- Required work -
Copy every line from the records below that holds the word "screenshot".

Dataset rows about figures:
┌──

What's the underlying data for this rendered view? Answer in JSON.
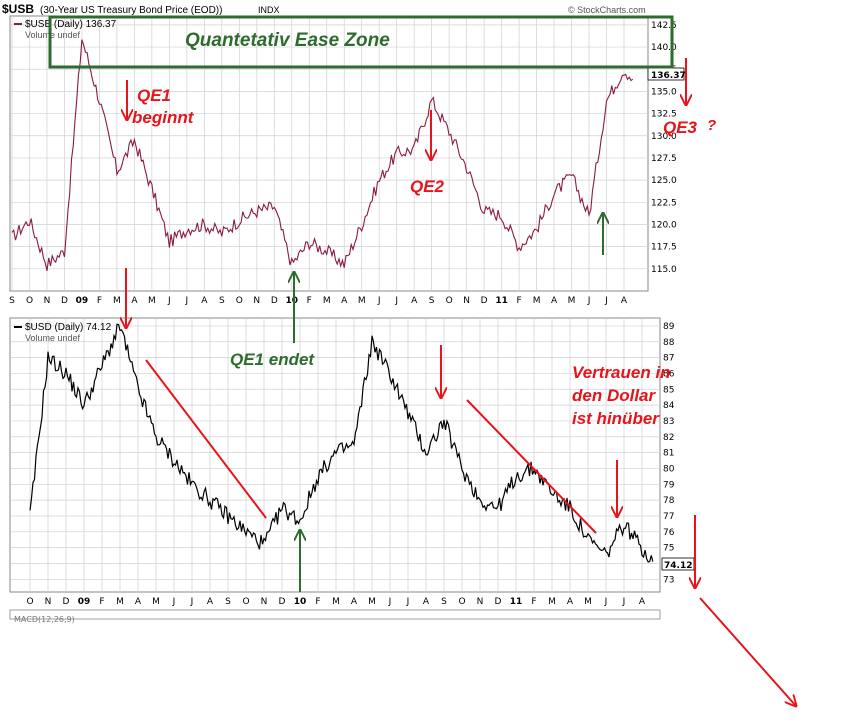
{
  "header": {
    "symbol": "$USB",
    "description": "(30-Year US Treasury Bond Price (EOD))",
    "exchange": "INDX",
    "credit": "© StockCharts.com"
  },
  "chart_data": [
    {
      "type": "line",
      "legend_label": "$USB (Daily) 136.37",
      "volume_label": "Volume undef",
      "last_value_label": "136.37",
      "y_ticks": [
        "115.0",
        "117.5",
        "120.0",
        "122.5",
        "125.0",
        "127.5",
        "130.0",
        "132.5",
        "135.0",
        "137.5",
        "140.0",
        "142.5"
      ],
      "x_ticks": [
        "S",
        "O",
        "N",
        "D",
        "09",
        "F",
        "M",
        "A",
        "M",
        "J",
        "J",
        "A",
        "S",
        "O",
        "N",
        "D",
        "10",
        "F",
        "M",
        "A",
        "M",
        "J",
        "J",
        "A",
        "S",
        "O",
        "N",
        "D",
        "11",
        "F",
        "M",
        "A",
        "M",
        "J",
        "J",
        "A"
      ],
      "ylim": [
        112.5,
        143.5
      ],
      "color": "#8b1a3c",
      "x": [
        0,
        1,
        2,
        3,
        4,
        5,
        6,
        7,
        8,
        9,
        10,
        11,
        12,
        13,
        14,
        15,
        16,
        17,
        18,
        19,
        20,
        21,
        22,
        23,
        24,
        25,
        26,
        27,
        28,
        29,
        30,
        31,
        32,
        33,
        34,
        35,
        35.5
      ],
      "values": [
        118.5,
        120.5,
        115.5,
        117.0,
        141.0,
        134.0,
        126.0,
        129.5,
        124.0,
        118.0,
        119.5,
        120.0,
        119.0,
        120.5,
        121.5,
        122.0,
        115.5,
        118.0,
        117.0,
        115.5,
        120.0,
        125.0,
        128.0,
        128.5,
        134.0,
        130.5,
        126.5,
        121.5,
        121.0,
        117.5,
        119.5,
        123.5,
        125.5,
        121.0,
        134.0,
        137.5,
        136.37
      ]
    },
    {
      "type": "line",
      "legend_label": "$USD (Daily) 74.12",
      "volume_label": "Volume undef",
      "last_value_label": "74.12",
      "y_ticks": [
        "73",
        "74",
        "75",
        "76",
        "77",
        "78",
        "79",
        "80",
        "81",
        "82",
        "83",
        "84",
        "85",
        "86",
        "87",
        "88",
        "89"
      ],
      "x_ticks": [
        "O",
        "N",
        "D",
        "09",
        "F",
        "M",
        "A",
        "M",
        "J",
        "J",
        "A",
        "S",
        "O",
        "N",
        "D",
        "10",
        "F",
        "M",
        "A",
        "M",
        "J",
        "J",
        "A",
        "S",
        "O",
        "N",
        "D",
        "11",
        "F",
        "M",
        "A",
        "M",
        "J",
        "J",
        "A"
      ],
      "ylim": [
        72.2,
        89.5
      ],
      "color": "#000000",
      "x": [
        0,
        1,
        2,
        3,
        4,
        5,
        6,
        7,
        8,
        9,
        10,
        11,
        12,
        13,
        14,
        15,
        16,
        17,
        18,
        19,
        20,
        21,
        22,
        23,
        24,
        25,
        26,
        27,
        28,
        29,
        30,
        31,
        32,
        33,
        34,
        34.6
      ],
      "values": [
        77.0,
        87.0,
        86.0,
        84.0,
        86.5,
        89.0,
        85.0,
        82.0,
        80.5,
        79.0,
        78.0,
        77.0,
        76.0,
        75.2,
        77.5,
        76.7,
        79.5,
        81.0,
        81.5,
        88.0,
        86.0,
        83.5,
        81.0,
        83.0,
        80.0,
        78.0,
        77.5,
        79.5,
        80.0,
        78.5,
        77.5,
        75.5,
        74.5,
        76.5,
        75.0,
        74.12
      ]
    }
  ],
  "footer_text": "MACD(12,26,9)",
  "annotations": {
    "zone": "Quantetativ Ease Zone",
    "qe1_begin_1": "QE1",
    "qe1_begin_2": "beginnt",
    "qe2": "QE2",
    "qe3": "QE3",
    "qe3_q": "?",
    "qe1_end": "QE1 endet",
    "trust_1": "Vertrauen in",
    "trust_2": "den Dollar",
    "trust_3": "ist hinüber"
  },
  "colors": {
    "annotation_red": "#e8141b",
    "annotation_green": "#2e6b2e",
    "grid": "#d0d0d0"
  }
}
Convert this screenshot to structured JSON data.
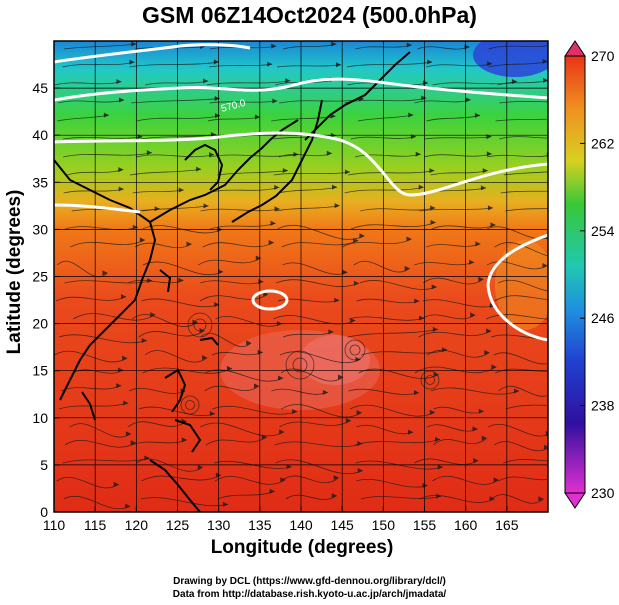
{
  "title": "GSM 06Z14Oct2024 (500.0hPa)",
  "x_axis": {
    "label": "Longitude (degrees)",
    "ticks": [
      "110",
      "115",
      "120",
      "125",
      "130",
      "135",
      "140",
      "145",
      "150",
      "155",
      "160",
      "165"
    ]
  },
  "y_axis": {
    "label": "Latitude  (degrees)",
    "ticks": [
      "0",
      "5",
      "10",
      "15",
      "20",
      "25",
      "30",
      "35",
      "40",
      "45"
    ]
  },
  "contour_label": "570.0",
  "colorbar": {
    "ticks": [
      "270",
      "262",
      "254",
      "246",
      "238",
      "230"
    ]
  },
  "credits": {
    "line1": "Drawing by DCL (https://www.gfd-dennou.org/library/dcl/)",
    "line2": "Data from http://database.rish.kyoto-u.ac.jp/arch/jmadata/"
  },
  "colors": {
    "cold": "#1f1fd0",
    "cool": "#22c8e8",
    "mid": "#3cd23c",
    "warm": "#f4a020",
    "hot": "#e83020",
    "extreme": "#e87090"
  }
}
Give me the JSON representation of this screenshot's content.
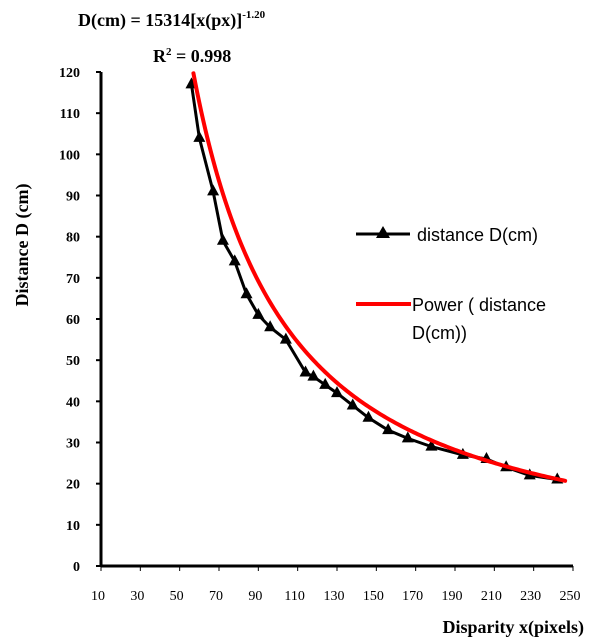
{
  "chart_data": {
    "type": "line",
    "title_line1": "D(cm) = 15314[x(px)]",
    "title_exponent": "-1.20",
    "title_line2_prefix": "R",
    "title_line2_sup": "2",
    "title_line2_suffix": " = 0.998",
    "xlabel": "Disparity x(pixels)",
    "ylabel": "Distance D (cm)",
    "xlim": [
      10,
      250
    ],
    "ylim": [
      0,
      120
    ],
    "x_ticks": [
      "10",
      "30",
      "50",
      "70",
      "90",
      "110",
      "130",
      "150",
      "170",
      "190",
      "210",
      "230",
      "250"
    ],
    "y_ticks": [
      "0",
      "10",
      "20",
      "30",
      "40",
      "50",
      "60",
      "70",
      "80",
      "90",
      "100",
      "110",
      "120"
    ],
    "grid": false,
    "legend_position": "right",
    "series": [
      {
        "name": "distance D(cm)",
        "color": "#000000",
        "marker": "triangle",
        "x": [
          56,
          60,
          67,
          72,
          78,
          84,
          90,
          96,
          104,
          114,
          118,
          124,
          130,
          138,
          146,
          156,
          166,
          178,
          194,
          206,
          216,
          228,
          242
        ],
        "y": [
          117,
          104,
          91,
          79,
          74,
          66,
          61,
          58,
          55,
          47,
          46,
          44,
          42,
          39,
          36,
          33,
          31,
          29,
          27,
          26,
          24,
          22,
          21
        ]
      },
      {
        "name": "Power ( distance D(cm))",
        "color": "#ff0000",
        "marker": "none",
        "fit": {
          "a": 15314,
          "b": -1.2
        }
      }
    ]
  }
}
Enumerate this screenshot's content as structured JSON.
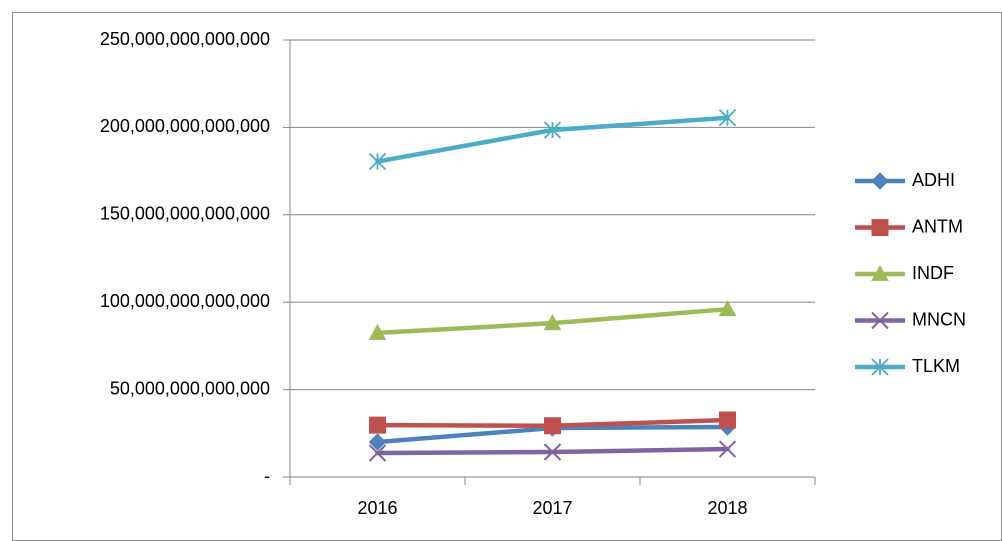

└──

- Task result -
Convert this screenshot to structured JSON data.
Give me the JSON representation of this screenshot's content.
Enumerate this screenshot's content as structured JSON.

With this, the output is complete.